> [Text shown]:
::::

If you are running this notebook in Google Colab, you must define your project paths. In this case, define your `project_path`.

In [None]:
# Insert comments and explanations

from pathlib import Path

if 'google.colab' in str(get_ipython()):
    # EDIT THE PROJECT PATH IF DIFFERENT WITH YOUR ONE
    # You may need to change 'MyDrive' to 'My Drive'.
    project_path = Path(root) / 'MyDrive' / 'Colab Notebooks'

    # OPTIONAL - set working directory according to your google drive project path
    # import os
    # Change directory to the location defined in project_path
    # os.chdir(project_path)
else:
    project_path = Path()

In [None]:
# Insert comments and explanations

# import pickle
pickle_data_path = Path(project_path) /'hospital.pickle'
hospital = pd.read_pickle(pickle_data_path)

In [None]:
# Sanity Check:
print(hospital.columns)
print(hospital.shape)

In [None]:
# Sanity check
hospital.info(verbose=True)



---





---



# 4. Grouping the features  'admission_type_id', 'discharge_disposition_id'and  'admission_source_id' .

::::

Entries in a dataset

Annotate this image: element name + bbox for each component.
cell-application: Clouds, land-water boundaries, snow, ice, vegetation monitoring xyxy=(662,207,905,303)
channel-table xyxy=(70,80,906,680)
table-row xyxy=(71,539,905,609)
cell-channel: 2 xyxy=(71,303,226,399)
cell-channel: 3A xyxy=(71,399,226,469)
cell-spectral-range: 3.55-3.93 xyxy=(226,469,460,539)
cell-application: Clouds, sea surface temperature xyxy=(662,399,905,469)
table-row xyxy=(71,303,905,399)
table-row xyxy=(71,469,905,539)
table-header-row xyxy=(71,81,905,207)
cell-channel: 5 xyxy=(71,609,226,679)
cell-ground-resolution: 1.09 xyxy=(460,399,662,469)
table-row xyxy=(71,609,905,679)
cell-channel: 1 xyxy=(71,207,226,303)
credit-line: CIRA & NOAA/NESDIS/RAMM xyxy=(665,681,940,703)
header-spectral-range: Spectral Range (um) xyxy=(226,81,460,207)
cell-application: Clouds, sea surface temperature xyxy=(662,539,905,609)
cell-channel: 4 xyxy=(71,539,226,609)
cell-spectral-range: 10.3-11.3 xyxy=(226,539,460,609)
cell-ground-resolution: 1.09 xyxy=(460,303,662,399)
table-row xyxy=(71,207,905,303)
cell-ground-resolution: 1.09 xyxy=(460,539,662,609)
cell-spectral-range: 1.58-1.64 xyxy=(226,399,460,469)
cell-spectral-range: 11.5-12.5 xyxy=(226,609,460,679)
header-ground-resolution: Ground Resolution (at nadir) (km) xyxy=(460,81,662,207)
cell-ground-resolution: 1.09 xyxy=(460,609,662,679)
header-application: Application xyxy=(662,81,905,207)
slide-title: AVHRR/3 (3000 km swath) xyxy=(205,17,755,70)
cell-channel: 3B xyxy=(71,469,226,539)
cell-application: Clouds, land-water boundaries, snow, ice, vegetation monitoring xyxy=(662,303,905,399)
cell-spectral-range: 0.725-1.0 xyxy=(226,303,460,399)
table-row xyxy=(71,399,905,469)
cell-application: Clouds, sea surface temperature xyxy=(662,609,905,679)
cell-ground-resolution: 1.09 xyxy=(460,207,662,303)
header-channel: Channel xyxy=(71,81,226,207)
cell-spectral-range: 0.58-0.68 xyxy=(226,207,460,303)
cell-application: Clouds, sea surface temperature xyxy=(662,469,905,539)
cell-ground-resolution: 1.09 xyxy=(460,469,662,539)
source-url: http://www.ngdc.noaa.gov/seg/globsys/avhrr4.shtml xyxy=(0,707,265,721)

::::

> [Work instructions]:
Translate this sentence from the notebook excerpt into Spanish: "If you are running this notebook in Google Colab, you must define your project paths."

> [Completed task]:
Si ejecutas este notebook en Google Colab, debes definir las rutas de tu proyecto.